*What you should do*.
Write out the material exactly, leaving every picture behind.

*Data listing*.

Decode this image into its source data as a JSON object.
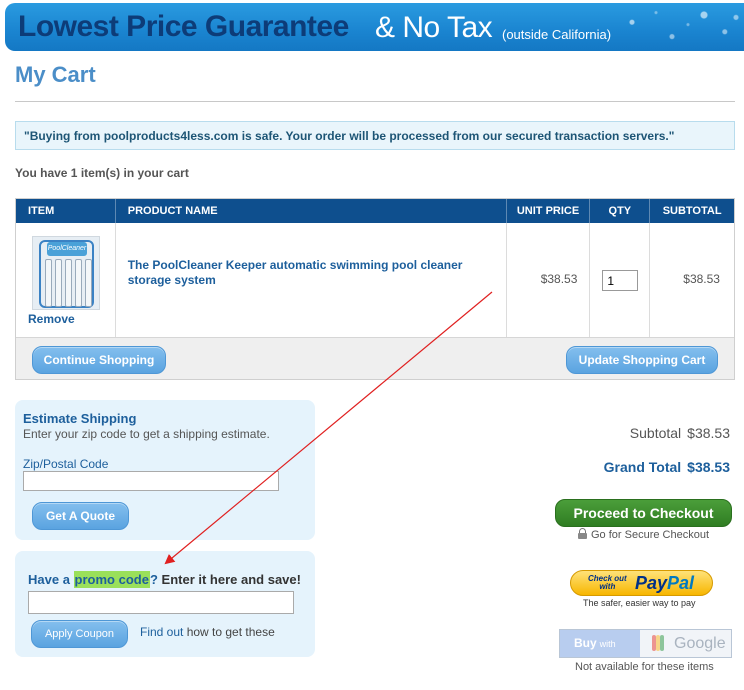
{
  "banner": {
    "headline": "Lowest Price Guarantee",
    "no_tax": "& No Tax",
    "outside": "(outside California)"
  },
  "page": {
    "title": "My Cart",
    "safe_message": "\"Buying from poolproducts4less.com is safe. Your order will be processed from our secured transaction servers.\"",
    "item_count_prefix": "You have ",
    "item_count": "1",
    "item_count_suffix": " item(s) in your cart"
  },
  "cart": {
    "headers": {
      "item": "ITEM",
      "name": "PRODUCT NAME",
      "unit_price": "UNIT PRICE",
      "qty": "QTY",
      "subtotal": "SUBTOTAL"
    },
    "row": {
      "thumb_label": "PoolCleaner",
      "remove": "Remove",
      "name": "The PoolCleaner Keeper automatic swimming pool cleaner storage system",
      "unit_price": "$38.53",
      "qty": "1",
      "subtotal": "$38.53"
    },
    "continue_label": "Continue Shopping",
    "update_label": "Update Shopping Cart"
  },
  "shipping": {
    "title": "Estimate Shipping",
    "subtitle": "Enter your zip code to get a shipping estimate.",
    "zip_label": "Zip/Postal Code",
    "zip_value": "",
    "quote_label": "Get A Quote"
  },
  "promo": {
    "have_a": "Have a ",
    "promo_code": "promo code",
    "question": "?",
    "enter": " Enter it here and save!",
    "code_value": "",
    "apply_label": "Apply Coupon",
    "find_out": "Find out",
    "how_to": " how to get these"
  },
  "totals": {
    "subtotal_label": "Subtotal",
    "subtotal_value": "$38.53",
    "grand_label": "Grand Total",
    "grand_value": "$38.53"
  },
  "checkout": {
    "proceed_label": "Proceed to Checkout",
    "secure_label": "Go for Secure Checkout",
    "paypal_check": "Check out",
    "paypal_with": "with",
    "paypal_brand_a": "Pay",
    "paypal_brand_b": "Pal",
    "paypal_tagline": "The safer, easier way to pay",
    "google_buy": "Buy",
    "google_with": "with",
    "google_brand": "Google",
    "google_note": "Not available for these items"
  },
  "colors": {
    "accent_blue": "#1d5f9c",
    "header_navy": "#0e4f8e",
    "checkout_green": "#2f7d22",
    "promo_highlight": "#9ae05a",
    "annotation_red": "#e02020"
  }
}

*Final result*.
Decode this image into its source data as a JSON object.
{
  "banner": {
    "headline": "Lowest Price Guarantee",
    "no_tax": "& No Tax",
    "outside": "(outside California)"
  },
  "page": {
    "title": "My Cart",
    "safe_message": "\"Buying from poolproducts4less.com is safe. Your order will be processed from our secured transaction servers.\"",
    "item_count_prefix": "You have ",
    "item_count": "1",
    "item_count_suffix": " item(s) in your cart"
  },
  "cart": {
    "headers": {
      "item": "ITEM",
      "name": "PRODUCT NAME",
      "unit_price": "UNIT PRICE",
      "qty": "QTY",
      "subtotal": "SUBTOTAL"
    },
    "row": {
      "thumb_label": "PoolCleaner",
      "remove": "Remove",
      "name": "The PoolCleaner Keeper automatic swimming pool cleaner storage system",
      "unit_price": "$38.53",
      "qty": "1",
      "subtotal": "$38.53"
    },
    "continue_label": "Continue Shopping",
    "update_label": "Update Shopping Cart"
  },
  "shipping": {
    "title": "Estimate Shipping",
    "subtitle": "Enter your zip code to get a shipping estimate.",
    "zip_label": "Zip/Postal Code",
    "zip_value": "",
    "quote_label": "Get A Quote"
  },
  "promo": {
    "have_a": "Have a ",
    "promo_code": "promo code",
    "question": "?",
    "enter": " Enter it here and save!",
    "code_value": "",
    "apply_label": "Apply Coupon",
    "find_out": "Find out",
    "how_to": " how to get these"
  },
  "totals": {
    "subtotal_label": "Subtotal",
    "subtotal_value": "$38.53",
    "grand_label": "Grand Total",
    "grand_value": "$38.53"
  },
  "checkout": {
    "proceed_label": "Proceed to Checkout",
    "secure_label": "Go for Secure Checkout",
    "paypal_check": "Check out",
    "paypal_with": "with",
    "paypal_brand_a": "Pay",
    "paypal_brand_b": "Pal",
    "paypal_tagline": "The safer, easier way to pay",
    "google_buy": "Buy",
    "google_with": "with",
    "google_brand": "Google",
    "google_note": "Not available for these items"
  },
  "colors": {
    "accent_blue": "#1d5f9c",
    "header_navy": "#0e4f8e",
    "checkout_green": "#2f7d22",
    "promo_highlight": "#9ae05a",
    "annotation_red": "#e02020"
  }
}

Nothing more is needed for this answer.